▶ [Stored entries]
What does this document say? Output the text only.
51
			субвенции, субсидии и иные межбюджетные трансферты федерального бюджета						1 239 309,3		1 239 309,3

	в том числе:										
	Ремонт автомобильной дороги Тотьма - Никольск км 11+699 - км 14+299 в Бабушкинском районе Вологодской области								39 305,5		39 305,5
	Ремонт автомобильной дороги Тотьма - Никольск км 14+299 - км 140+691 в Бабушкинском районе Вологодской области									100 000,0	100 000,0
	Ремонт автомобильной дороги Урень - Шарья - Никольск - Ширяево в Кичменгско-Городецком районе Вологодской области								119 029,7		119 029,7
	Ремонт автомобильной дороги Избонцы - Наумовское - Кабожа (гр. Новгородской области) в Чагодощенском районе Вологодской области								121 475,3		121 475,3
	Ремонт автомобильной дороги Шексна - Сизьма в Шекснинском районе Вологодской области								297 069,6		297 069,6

▶ [Directions] All of the data shown above must be copied exactly.

▶ [Reply]
What does this document say? Output the text only.
51
			субвенции, субсидии и иные межбюджетные трансферты федерального бюджета						1 239 309,3		1 239 309,3

	в том числе:										
	Ремонт автомобильной дороги Тотьма - Никольск км 11+699 - км 14+299 в Бабушкинском районе Вологодской области								39 305,5		39 305,5
	Ремонт автомобильной дороги Тотьма - Никольск км 14+299 - км 140+691 в Бабушкинском районе Вологодской области									100 000,0	100 000,0
	Ремонт автомобильной дороги Урень - Шарья - Никольск - Ширяево в Кичменгско-Городецком районе Вологодской области								119 029,7		119 029,7
	Ремонт автомобильной дороги Избонцы - Наумовское - Кабожа (гр. Новгородской области) в Чагодощенском районе Вологодской области								121 475,3		121 475,3
	Ремонт автомобильной дороги Шексна - Сизьма в Шекснинском районе Вологодской области								297 069,6		297 069,6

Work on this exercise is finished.